Texte à lire:

▬▬▬

Électro-pop, Noir éden, Peter Peter

La machine à mélodies de Peter Peter ****

CRITIQUE / Installé à Paris depuis trois ans, Peter Peter s'est fait discret de notre côté du monde ces derniers temps. Plus de quatre années après son deuxième album, Une version améliorée de la tristesse, l'auteur-compositeur-interprète s'offre enfin un retour sur disque avec Noir éden.
Cloîtré dans son appartement parisien, le musicien a libéré en lui une redoutable machine mélodique. Accrocheuse sans être racoleuse, cette nouvelle galette est bien garnie en vers d'oreille: de la petite bombe pop Nosferatu à la dansante, quoique plus mid-tempo Loving Game, en passant par la pièce-titre, plus éthérée, mais néanmoins persistante, ou cette irrésistible Vénus, dédiée à son chat (d'ailleurs crédité d'un «miaou» au livret).

▬▬▬

Données fournies:
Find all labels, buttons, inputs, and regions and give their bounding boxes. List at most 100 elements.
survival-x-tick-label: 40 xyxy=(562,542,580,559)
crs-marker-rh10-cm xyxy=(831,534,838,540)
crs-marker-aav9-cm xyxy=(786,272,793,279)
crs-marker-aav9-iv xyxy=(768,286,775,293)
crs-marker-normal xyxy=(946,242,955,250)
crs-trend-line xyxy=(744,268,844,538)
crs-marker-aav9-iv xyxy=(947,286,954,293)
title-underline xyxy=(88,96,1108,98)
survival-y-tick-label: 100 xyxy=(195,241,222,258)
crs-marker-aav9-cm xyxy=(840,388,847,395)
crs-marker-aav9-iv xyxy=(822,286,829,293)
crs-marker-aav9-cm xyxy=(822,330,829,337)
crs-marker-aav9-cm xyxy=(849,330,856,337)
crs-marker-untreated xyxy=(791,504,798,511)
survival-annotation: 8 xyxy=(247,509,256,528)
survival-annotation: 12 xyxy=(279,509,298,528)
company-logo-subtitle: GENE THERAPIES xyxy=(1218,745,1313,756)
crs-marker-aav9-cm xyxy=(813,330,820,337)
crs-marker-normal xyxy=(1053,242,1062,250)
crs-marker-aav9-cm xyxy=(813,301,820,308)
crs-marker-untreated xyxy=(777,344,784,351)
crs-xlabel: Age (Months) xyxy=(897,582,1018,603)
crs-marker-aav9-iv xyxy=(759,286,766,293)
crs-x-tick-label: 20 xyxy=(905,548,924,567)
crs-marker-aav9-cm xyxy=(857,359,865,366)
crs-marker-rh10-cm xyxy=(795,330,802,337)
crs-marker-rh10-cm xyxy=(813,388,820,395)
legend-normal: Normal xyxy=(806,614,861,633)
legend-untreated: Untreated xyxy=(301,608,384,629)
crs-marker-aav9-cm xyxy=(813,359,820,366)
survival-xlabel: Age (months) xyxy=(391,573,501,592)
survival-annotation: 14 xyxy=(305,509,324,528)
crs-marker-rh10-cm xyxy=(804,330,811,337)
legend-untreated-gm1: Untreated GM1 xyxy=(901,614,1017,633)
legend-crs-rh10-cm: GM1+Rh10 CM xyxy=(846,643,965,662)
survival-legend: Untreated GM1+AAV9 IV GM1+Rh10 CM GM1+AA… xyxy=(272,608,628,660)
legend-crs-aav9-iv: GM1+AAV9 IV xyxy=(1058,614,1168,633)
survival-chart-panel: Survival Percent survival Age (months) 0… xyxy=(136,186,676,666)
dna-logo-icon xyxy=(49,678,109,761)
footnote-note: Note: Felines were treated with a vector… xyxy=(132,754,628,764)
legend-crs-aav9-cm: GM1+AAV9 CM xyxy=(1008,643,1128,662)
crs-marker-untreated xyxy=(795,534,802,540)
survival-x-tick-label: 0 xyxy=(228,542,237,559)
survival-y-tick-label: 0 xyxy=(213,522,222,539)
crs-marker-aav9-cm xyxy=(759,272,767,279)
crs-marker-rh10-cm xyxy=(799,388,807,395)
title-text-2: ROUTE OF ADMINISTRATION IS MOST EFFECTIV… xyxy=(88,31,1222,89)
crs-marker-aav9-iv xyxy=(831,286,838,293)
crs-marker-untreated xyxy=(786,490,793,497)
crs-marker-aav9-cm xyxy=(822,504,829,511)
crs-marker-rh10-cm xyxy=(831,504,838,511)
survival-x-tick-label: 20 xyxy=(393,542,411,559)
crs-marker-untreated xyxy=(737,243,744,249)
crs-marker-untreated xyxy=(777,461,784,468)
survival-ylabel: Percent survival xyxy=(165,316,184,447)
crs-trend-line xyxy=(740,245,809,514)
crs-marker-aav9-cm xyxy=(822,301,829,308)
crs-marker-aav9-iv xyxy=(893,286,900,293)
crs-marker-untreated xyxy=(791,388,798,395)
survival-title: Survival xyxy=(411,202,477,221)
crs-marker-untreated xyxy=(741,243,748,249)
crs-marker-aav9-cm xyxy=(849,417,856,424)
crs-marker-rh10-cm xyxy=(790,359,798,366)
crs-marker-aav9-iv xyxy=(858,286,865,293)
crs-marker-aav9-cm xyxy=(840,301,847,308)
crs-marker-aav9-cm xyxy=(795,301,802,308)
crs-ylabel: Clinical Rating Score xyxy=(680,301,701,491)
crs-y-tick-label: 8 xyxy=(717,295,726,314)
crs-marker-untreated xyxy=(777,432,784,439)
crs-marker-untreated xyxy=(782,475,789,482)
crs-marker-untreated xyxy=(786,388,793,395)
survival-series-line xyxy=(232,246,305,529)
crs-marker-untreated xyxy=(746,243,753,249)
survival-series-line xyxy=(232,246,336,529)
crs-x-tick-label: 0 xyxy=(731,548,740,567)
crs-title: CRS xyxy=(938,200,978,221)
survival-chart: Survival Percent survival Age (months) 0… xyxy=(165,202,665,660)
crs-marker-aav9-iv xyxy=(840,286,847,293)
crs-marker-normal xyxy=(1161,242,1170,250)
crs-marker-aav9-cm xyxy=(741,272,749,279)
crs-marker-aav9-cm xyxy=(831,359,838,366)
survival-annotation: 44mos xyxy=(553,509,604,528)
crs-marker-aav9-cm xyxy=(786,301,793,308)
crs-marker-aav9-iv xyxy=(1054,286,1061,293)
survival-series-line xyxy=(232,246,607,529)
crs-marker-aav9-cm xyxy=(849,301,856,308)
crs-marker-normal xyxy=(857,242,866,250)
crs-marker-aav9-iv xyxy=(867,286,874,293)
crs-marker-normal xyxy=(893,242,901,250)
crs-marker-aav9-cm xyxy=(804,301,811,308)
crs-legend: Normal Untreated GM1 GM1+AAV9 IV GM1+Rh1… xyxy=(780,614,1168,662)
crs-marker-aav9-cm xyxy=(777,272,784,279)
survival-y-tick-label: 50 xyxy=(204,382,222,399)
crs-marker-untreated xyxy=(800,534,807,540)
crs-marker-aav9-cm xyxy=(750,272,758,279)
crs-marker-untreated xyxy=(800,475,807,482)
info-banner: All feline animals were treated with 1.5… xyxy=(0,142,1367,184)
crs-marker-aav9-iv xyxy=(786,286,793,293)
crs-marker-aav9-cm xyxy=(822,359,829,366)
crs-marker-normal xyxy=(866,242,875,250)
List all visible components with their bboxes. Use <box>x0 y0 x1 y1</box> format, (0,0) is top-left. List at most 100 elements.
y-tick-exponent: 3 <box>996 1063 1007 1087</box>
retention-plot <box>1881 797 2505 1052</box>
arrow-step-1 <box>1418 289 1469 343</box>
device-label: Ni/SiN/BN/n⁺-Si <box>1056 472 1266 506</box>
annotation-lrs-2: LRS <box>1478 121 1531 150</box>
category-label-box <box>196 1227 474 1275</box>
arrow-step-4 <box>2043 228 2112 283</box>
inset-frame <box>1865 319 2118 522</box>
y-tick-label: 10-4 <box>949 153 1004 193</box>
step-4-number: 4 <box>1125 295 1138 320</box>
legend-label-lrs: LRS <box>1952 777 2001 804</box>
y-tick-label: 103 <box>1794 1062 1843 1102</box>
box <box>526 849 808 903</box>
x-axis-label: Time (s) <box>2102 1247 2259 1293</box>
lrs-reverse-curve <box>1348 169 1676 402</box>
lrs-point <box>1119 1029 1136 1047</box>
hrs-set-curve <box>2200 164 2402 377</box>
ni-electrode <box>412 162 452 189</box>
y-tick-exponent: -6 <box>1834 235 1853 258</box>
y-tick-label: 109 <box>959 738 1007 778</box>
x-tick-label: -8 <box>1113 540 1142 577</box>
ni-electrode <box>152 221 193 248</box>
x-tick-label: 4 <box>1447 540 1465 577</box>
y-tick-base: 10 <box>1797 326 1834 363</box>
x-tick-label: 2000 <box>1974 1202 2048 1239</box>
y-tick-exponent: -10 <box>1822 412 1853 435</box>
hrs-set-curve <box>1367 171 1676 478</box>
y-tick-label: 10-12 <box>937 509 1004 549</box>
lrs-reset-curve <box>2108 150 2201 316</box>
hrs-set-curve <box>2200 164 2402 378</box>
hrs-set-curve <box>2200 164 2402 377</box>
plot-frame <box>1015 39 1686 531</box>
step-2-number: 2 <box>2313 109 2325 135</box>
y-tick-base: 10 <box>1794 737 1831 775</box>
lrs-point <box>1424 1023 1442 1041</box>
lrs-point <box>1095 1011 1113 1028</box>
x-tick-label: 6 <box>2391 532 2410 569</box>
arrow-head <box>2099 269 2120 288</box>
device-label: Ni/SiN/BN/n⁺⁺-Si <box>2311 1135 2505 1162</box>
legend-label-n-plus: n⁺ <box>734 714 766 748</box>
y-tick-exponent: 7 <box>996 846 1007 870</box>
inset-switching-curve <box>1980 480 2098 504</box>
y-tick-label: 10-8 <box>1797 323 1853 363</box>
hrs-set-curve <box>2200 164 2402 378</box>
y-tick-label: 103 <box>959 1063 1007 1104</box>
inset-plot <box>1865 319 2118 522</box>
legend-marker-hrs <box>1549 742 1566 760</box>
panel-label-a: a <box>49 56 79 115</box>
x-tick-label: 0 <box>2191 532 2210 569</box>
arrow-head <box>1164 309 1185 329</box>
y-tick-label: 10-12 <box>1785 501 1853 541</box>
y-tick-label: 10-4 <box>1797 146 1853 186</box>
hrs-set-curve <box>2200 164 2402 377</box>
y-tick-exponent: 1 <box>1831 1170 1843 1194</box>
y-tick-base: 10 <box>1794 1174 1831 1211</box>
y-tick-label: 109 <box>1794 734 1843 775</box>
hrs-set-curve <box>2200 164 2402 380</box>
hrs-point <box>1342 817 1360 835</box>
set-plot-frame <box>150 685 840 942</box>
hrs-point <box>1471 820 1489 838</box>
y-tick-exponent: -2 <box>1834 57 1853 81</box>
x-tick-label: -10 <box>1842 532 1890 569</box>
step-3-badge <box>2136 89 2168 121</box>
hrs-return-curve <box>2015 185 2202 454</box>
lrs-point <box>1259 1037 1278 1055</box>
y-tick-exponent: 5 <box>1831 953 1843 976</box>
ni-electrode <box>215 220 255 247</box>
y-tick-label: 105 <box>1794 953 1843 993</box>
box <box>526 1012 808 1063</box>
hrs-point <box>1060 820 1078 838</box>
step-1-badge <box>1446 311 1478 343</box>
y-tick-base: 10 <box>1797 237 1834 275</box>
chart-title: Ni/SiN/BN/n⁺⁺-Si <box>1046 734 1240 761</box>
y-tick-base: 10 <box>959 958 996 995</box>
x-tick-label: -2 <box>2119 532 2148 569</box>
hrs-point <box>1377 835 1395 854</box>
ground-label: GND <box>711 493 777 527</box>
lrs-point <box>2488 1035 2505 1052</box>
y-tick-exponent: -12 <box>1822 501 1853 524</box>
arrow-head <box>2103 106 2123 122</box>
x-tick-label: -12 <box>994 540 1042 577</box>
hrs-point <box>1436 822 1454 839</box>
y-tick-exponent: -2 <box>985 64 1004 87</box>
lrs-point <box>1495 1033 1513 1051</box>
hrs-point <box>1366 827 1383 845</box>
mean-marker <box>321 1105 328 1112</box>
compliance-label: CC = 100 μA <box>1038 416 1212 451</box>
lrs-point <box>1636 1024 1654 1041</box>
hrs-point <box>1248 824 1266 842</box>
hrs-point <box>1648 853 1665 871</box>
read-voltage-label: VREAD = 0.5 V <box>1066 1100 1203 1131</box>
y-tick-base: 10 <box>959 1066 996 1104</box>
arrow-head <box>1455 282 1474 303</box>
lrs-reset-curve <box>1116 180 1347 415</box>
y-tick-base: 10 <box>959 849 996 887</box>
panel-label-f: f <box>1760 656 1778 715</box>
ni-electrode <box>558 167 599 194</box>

▬▬▬

Activité: Poursuivez la critique de l'album Noir éden de Peter Peter en reprenant après sa dernière phrase.

Résultat de l'activité:
S'éloignant un peu du spleen qui a souvent nourri sa plume, il convie l'auditeur dans une sorte de voyage intérieur lors duquel il s'en est donné à coeur joie avec synthétiseurs et autres machines. L'hommage aux années 80 est indéniable... Mais l'aventure de Peter Peter reste bien de son temps.
Les retrouvailles se poursuivent sur la scène du Cercle le 12 mars.